> _Aufgaben_
1 – Wann und aus welchem Ressort heraus wurde laut dem Interview zur Ressortzusammenlegung das Chancen-Ressort gegründet?
2 – Schreiben Sie aus dem Interview zur Ressortzusammenlegung den Abschnitt von „Sentker: Die Idee“ bis „gemeinsame Vergangenheit auf.“ genau ab.

> _Lesetext_
* * * * *

Aus den ZEIT-Ressorts Wissen und Chancen wird ab Spätsommer ein neues, zentrales Ressort der ZEIT. Noch fehlt ein Name, aber der Prozess ist längst in Bewegung. Ein Gespräch mit den Ressortleitern Andreas Sentker und Manuel Hartung über Ziele, Veränderungen und die Zukunft.
„Mehr Themen, mehr Tiefe, mehr Orientierung“
Herr Sentker, Herr Hartung, wie kommt es, dass Sie die Ressorts Chancen und Wissen der ZEIT zusammenlegen?
Sentker: Die Idee ist naheliegend. Unser Chefredakteur Giovanni di Lorenzo ist auf uns zugekommen und sagte, dass die beiden Bereiche Chancen und Wissen ähnliche Themenkomplexe aus unterschiedlichen Perspektiven behandeln und ob es nicht deshalb sinnvoll wäre, diese Perspektiven künftig gemeinsam zu denken. Hinzu kommt, dass es eine gemeinsame Historie gibt. Das Chancen-Ressort wurde vor 20 Jahren aus dem Wissen-Ressort heraus gegründet, wir bauen also auf eine gemeinsame Vergangenheit auf.
Hartung: Neben dieser Historie spielt auch die Entwicklung der Gesellschaft eine Rolle. Wenn wir wirklich ernst nehmen, dass wir in einer Bildungs- und Wissensgesellschaft leben, dann muss man diese Bereiche gemeinsam denken. Aus unserer Sicht kann man in der heutigen Zeit Schule nicht ohne Hirnforschung betrachten. Man kann die Exzellenzstrategie nicht nur strukturell abhandeln, sondern muss auch über die Inhalte reden. Hinzu kommt: Fast jedes politische Thema hat heute auch eine Bildungs- oder Wissenschaftskomponente. Dem wollen wir nun gerecht werden und Themen noch stärker als bisher zusammendenken – als sehr starkes gemeinsames Ressort in der Mitte der Zeitung. Für uns ist das ein logischer Schritt, das zeigt uns auch die Rückmeldung der Leser, mit denen wir sprechen.
Der Zusammenschluss zweier Bereiche führt oft auch zu personellen Veränderungen, wie verhält es sich damit in diesem Fall?

* * * * *

> _Datensatz_
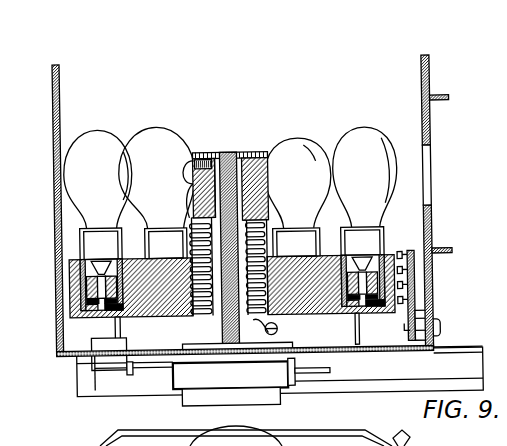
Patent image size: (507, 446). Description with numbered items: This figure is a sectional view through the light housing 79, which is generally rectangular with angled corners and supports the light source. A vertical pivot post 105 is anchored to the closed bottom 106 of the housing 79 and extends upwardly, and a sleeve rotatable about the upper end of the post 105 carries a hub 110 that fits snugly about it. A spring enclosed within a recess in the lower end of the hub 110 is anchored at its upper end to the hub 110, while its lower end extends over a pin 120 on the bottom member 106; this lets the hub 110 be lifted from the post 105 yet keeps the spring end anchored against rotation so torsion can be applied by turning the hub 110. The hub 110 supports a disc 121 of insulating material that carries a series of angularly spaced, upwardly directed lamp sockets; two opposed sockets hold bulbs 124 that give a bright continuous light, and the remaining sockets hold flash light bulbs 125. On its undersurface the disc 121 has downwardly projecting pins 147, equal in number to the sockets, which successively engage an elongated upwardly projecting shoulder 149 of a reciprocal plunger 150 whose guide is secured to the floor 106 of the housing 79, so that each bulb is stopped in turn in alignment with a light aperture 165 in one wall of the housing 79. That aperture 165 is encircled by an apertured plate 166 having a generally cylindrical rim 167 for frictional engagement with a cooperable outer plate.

The flash light bulb 125 is at (147, 147).
The light bulb 124 is at (300, 158).
The hub 110 is at (252, 150).
The vertical pivot post 105 is at (270, 150).
The cylindrical rim 167 is at (445, 97).
The apertured plate 166 is at (432, 121).
The light aperture 165 is at (432, 170).
The housing 79 is at (432, 302).
The disc 121 is at (85, 322).
The pins 147 is at (120, 330).
The pin 120 is at (267, 328).
The shoulder 149 is at (72, 362).
The reciprocal plunger 150 is at (112, 384).
The closed bottom 106 is at (384, 348).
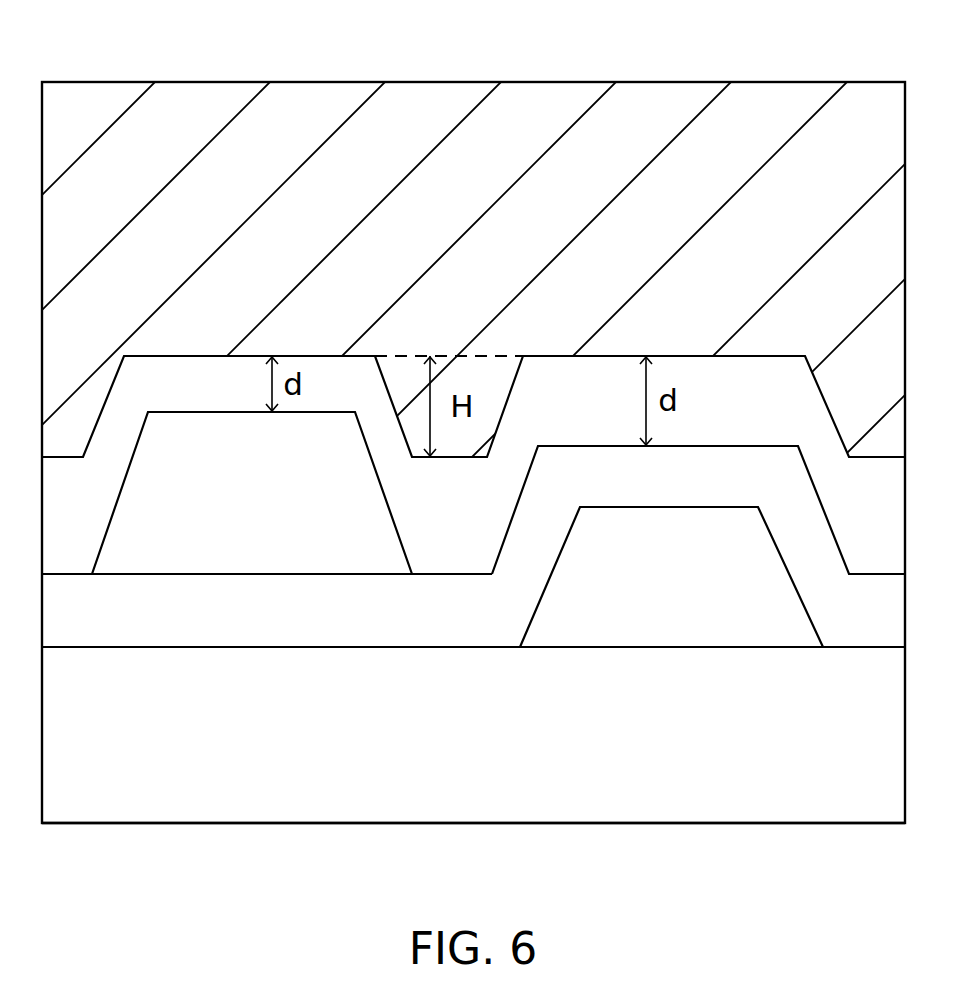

* * * * *

> _Lösungen der Reihe_
1 – Vor 20 Jahren, aus dem Wissen-Ressort heraus.

2 –
Sentker: Die Idee ist naheliegend. Unser Chefredakteur Giovanni di Lorenzo ist auf uns zugekommen und sagte, dass die beiden Bereiche Chancen und Wissen ähnliche Themenkomplexe aus unterschiedlichen Perspektiven behandeln und ob es nicht deshalb sinnvoll wäre, diese Perspektiven künftig gemeinsam zu denken. Hinzu kommt, dass es eine gemeinsame Historie gibt. Das Chancen-Ressort wurde vor 20 Jahren aus dem Wissen-Ressort heraus gegründet, wir bauen also auf eine gemeinsame Vergangenheit auf.